### AIM:
A verbatim copy of the records is required, with all pictures left out.

### SUPPLIED RECORDS:

<<<<

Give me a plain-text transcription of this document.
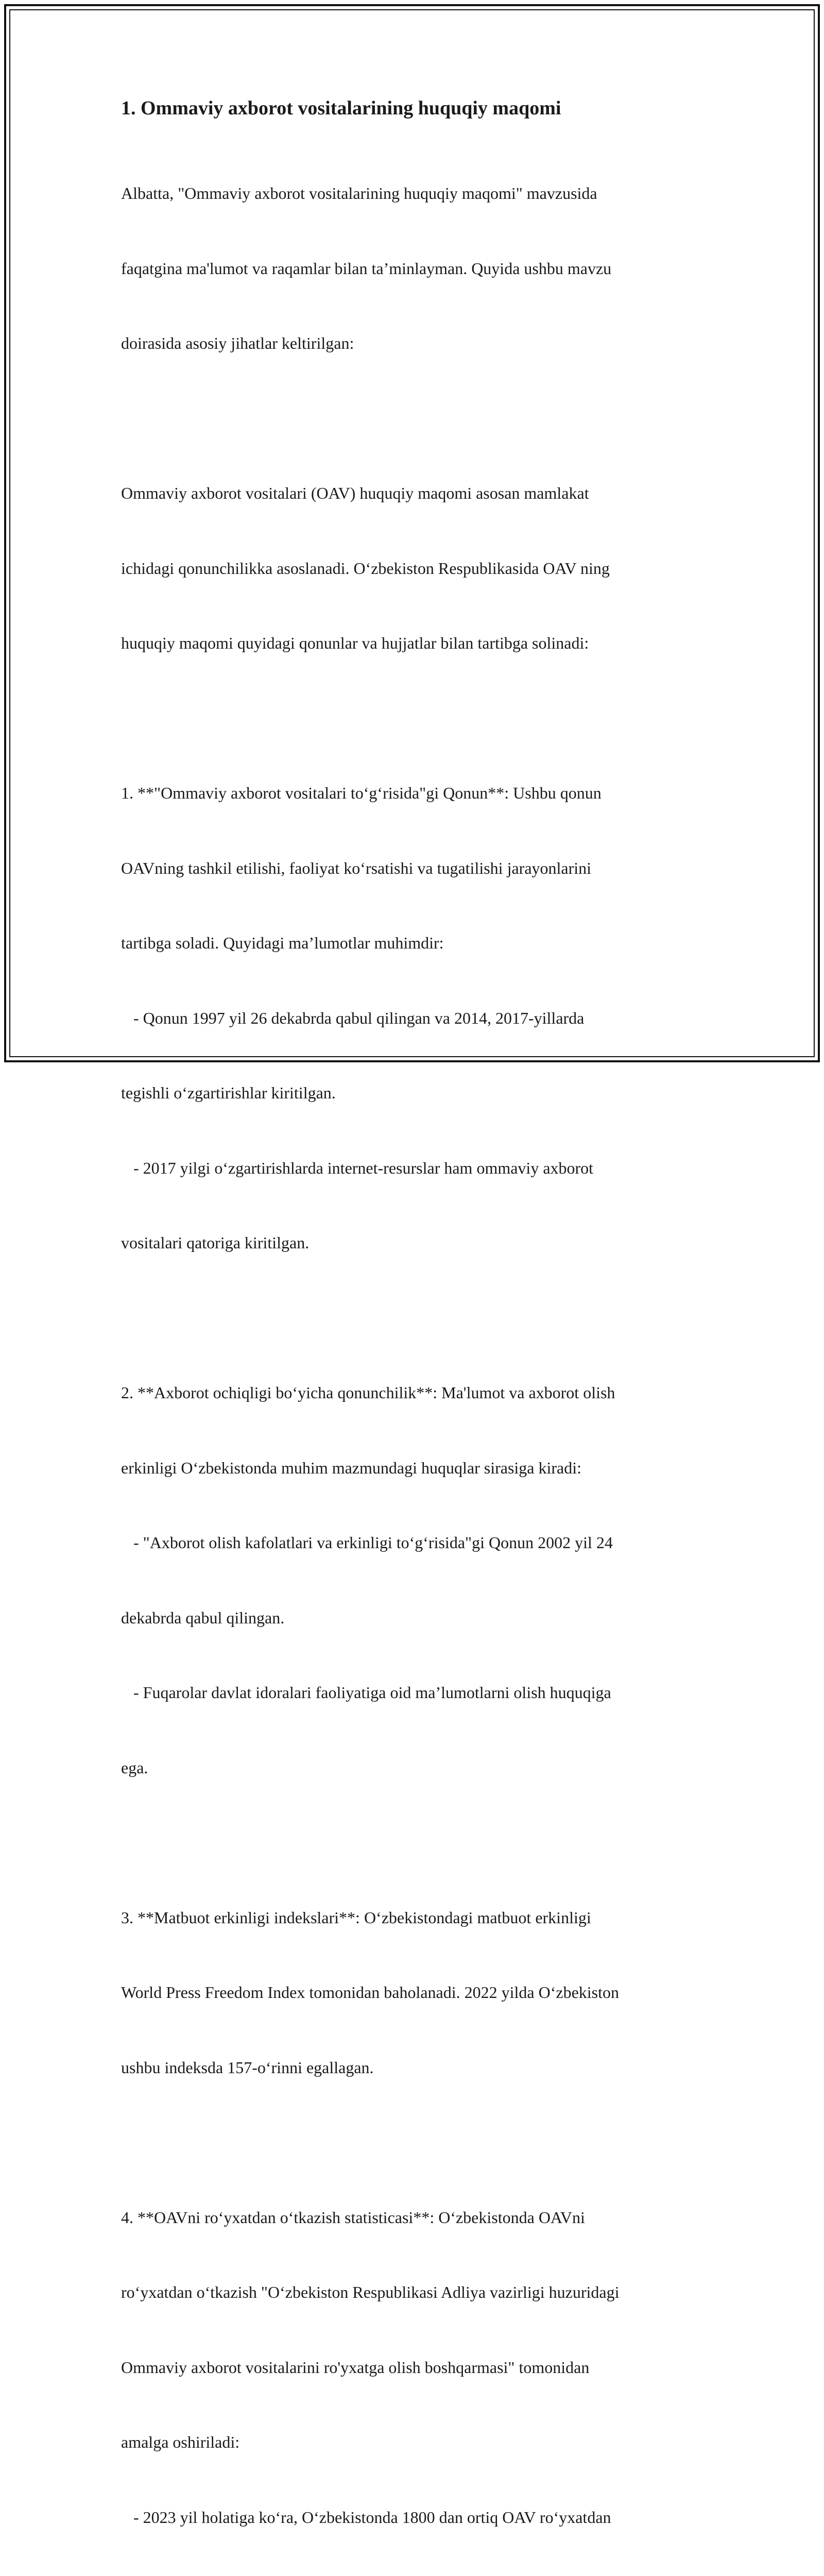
1. Ommaviy axborot vositalarining huquqiy maqomi

Albatta, "Ommaviy axborot vositalarining huquqiy maqomi" mavzusida

faqatgina ma'lumot va raqamlar bilan ta’minlayman. Quyida ushbu mavzu

doirasida asosiy jihatlar keltirilgan:

Ommaviy axborot vositalari (OAV) huquqiy maqomi asosan mamlakat

ichidagi qonunchilikka asoslanadi. O‘zbekiston Respublikasida OAV ning

huquqiy maqomi quyidagi qonunlar va hujjatlar bilan tartibga solinadi:

1. **"Ommaviy axborot vositalari to‘g‘risida"gi Qonun**: Ushbu qonun

OAVning tashkil etilishi, faoliyat ko‘rsatishi va tugatilishi jarayonlarini

tartibga soladi. Quyidagi ma’lumotlar muhimdir:

- Qonun 1997 yil 26 dekabrda qabul qilingan va 2014, 2017-yillarda

tegishli o‘zgartirishlar kiritilgan.

- 2017 yilgi o‘zgartirishlarda internet-resurslar ham ommaviy axborot

vositalari qatoriga kiritilgan.

2. **Axborot ochiqligi bo‘yicha qonunchilik**: Ma'lumot va axborot olish

erkinligi O‘zbekistonda muhim mazmundagi huquqlar sirasiga kiradi:

- "Axborot olish kafolatlari va erkinligi to‘g‘risida"gi Qonun 2002 yil 24

dekabrda qabul qilingan.

- Fuqarolar davlat idoralari faoliyatiga oid ma’lumotlarni olish huquqiga

ega.

3. **Matbuot erkinligi indekslari**: O‘zbekistondagi matbuot erkinligi

World Press Freedom Index tomonidan baholanadi. 2022 yilda O‘zbekiston

ushbu indeksda 157-o‘rinni egallagan.

4. **OAVni ro‘yxatdan o‘tkazish statisticasi**: O‘zbekistonda OAVni

ro‘yxatdan o‘tkazish "O‘zbekiston Respublikasi Adliya vazirligi huzuridagi

Ommaviy axborot vositalarini ro'yxatga olish boshqarmasi" tomonidan

amalga oshiriladi:

- 2023 yil holatiga ko‘ra, O‘zbekistonda 1800 dan ortiq OAV ro‘yxatdan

>>>>

### FINISHED TASK:
Give me a plain-text transcription of this document.
1. Ommaviy axborot vositalarining huquqiy maqomi

Albatta, "Ommaviy axborot vositalarining huquqiy maqomi" mavzusida

faqatgina ma'lumot va raqamlar bilan ta’minlayman. Quyida ushbu mavzu

doirasida asosiy jihatlar keltirilgan:

Ommaviy axborot vositalari (OAV) huquqiy maqomi asosan mamlakat

ichidagi qonunchilikka asoslanadi. O‘zbekiston Respublikasida OAV ning

huquqiy maqomi quyidagi qonunlar va hujjatlar bilan tartibga solinadi:

1. **"Ommaviy axborot vositalari to‘g‘risida"gi Qonun**: Ushbu qonun

OAVning tashkil etilishi, faoliyat ko‘rsatishi va tugatilishi jarayonlarini

tartibga soladi. Quyidagi ma’lumotlar muhimdir:

- Qonun 1997 yil 26 dekabrda qabul qilingan va 2014, 2017-yillarda

tegishli o‘zgartirishlar kiritilgan.

- 2017 yilgi o‘zgartirishlarda internet-resurslar ham ommaviy axborot

vositalari qatoriga kiritilgan.

2. **Axborot ochiqligi bo‘yicha qonunchilik**: Ma'lumot va axborot olish

erkinligi O‘zbekistonda muhim mazmundagi huquqlar sirasiga kiradi:

- "Axborot olish kafolatlari va erkinligi to‘g‘risida"gi Qonun 2002 yil 24

dekabrda qabul qilingan.

- Fuqarolar davlat idoralari faoliyatiga oid ma’lumotlarni olish huquqiga

ega.

3. **Matbuot erkinligi indekslari**: O‘zbekistondagi matbuot erkinligi

World Press Freedom Index tomonidan baholanadi. 2022 yilda O‘zbekiston

ushbu indeksda 157-o‘rinni egallagan.

4. **OAVni ro‘yxatdan o‘tkazish statisticasi**: O‘zbekistonda OAVni

ro‘yxatdan o‘tkazish "O‘zbekiston Respublikasi Adliya vazirligi huzuridagi

Ommaviy axborot vositalarini ro'yxatga olish boshqarmasi" tomonidan

amalga oshiriladi:

- 2023 yil holatiga ko‘ra, O‘zbekistonda 1800 dan ortiq OAV ro‘yxatdan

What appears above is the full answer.